:: TASK TO CARRY OUT ::
Look for the string "button" and copy every line that has it.

:: SUPPLIED DATA ::
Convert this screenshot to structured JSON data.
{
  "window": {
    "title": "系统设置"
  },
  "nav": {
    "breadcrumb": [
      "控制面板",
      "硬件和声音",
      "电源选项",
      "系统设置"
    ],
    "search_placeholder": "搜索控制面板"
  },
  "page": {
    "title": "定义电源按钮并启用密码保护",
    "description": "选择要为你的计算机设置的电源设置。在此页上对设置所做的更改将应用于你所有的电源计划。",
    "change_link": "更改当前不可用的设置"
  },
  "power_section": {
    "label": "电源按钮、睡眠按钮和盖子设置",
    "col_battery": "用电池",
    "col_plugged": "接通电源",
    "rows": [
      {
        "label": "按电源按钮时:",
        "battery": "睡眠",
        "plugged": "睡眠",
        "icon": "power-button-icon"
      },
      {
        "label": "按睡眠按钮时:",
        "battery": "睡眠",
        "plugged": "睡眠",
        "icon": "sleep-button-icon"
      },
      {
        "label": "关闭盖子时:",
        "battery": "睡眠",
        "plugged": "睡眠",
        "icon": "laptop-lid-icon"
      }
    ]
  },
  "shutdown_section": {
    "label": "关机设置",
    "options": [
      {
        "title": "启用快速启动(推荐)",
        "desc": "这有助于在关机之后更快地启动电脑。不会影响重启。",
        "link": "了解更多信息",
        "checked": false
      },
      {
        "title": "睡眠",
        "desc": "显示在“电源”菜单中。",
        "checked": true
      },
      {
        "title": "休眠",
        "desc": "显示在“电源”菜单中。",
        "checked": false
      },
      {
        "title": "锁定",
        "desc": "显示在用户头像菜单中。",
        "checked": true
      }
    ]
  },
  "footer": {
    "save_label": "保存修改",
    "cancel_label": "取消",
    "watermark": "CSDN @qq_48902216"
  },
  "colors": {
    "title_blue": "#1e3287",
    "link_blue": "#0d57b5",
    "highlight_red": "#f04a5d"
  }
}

:: FULL SOLUTION ::
        "icon": "power-button-icon"
        "icon": "sleep-button-icon"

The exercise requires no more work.